Required work: Figure out how many lines of the material below contain the word "text". Answer with the number only.
═══ Supplied material
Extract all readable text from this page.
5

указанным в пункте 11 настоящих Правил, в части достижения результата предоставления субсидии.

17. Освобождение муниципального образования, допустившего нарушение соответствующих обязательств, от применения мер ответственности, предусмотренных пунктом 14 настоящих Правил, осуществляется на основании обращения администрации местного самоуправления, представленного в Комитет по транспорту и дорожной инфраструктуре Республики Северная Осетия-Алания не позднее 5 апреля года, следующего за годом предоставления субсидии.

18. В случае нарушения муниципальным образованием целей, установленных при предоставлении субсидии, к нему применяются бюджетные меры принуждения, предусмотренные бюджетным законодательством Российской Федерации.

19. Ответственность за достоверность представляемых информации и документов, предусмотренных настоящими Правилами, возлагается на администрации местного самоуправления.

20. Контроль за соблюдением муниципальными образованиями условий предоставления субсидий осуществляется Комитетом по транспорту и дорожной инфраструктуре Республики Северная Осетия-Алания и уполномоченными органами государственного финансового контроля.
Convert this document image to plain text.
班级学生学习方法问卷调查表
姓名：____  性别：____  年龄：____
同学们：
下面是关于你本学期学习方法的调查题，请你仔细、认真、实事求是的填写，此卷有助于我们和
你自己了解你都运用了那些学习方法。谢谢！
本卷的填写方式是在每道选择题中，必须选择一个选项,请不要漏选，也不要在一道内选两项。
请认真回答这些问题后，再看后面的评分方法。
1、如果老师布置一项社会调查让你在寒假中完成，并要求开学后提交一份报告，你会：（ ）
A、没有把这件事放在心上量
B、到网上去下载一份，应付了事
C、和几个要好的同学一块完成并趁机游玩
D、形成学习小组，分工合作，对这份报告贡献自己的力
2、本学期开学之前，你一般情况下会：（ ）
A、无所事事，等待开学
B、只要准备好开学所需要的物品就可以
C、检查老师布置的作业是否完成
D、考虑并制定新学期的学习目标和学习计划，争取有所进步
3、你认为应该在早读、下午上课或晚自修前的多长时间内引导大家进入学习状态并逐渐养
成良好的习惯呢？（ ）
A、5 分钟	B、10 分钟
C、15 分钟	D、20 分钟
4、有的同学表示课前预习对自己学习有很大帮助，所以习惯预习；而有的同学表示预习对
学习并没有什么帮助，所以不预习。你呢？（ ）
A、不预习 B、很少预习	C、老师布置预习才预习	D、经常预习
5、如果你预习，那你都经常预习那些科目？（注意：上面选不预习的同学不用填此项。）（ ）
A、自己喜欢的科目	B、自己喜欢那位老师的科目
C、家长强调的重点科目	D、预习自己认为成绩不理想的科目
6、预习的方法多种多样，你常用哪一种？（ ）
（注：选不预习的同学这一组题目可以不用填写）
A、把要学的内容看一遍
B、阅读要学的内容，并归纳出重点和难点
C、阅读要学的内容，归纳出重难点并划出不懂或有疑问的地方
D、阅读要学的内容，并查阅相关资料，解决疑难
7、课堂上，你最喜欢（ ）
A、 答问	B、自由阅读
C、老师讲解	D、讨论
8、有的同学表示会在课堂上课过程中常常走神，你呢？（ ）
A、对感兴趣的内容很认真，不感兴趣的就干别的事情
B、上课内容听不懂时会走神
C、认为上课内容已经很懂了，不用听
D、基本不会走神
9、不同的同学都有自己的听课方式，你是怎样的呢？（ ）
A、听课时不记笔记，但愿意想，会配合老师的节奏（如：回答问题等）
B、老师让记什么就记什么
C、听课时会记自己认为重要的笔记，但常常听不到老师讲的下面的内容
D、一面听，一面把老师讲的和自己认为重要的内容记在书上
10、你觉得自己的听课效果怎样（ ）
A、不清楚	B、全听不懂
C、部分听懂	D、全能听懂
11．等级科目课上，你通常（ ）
══════
Output of the exercise: 2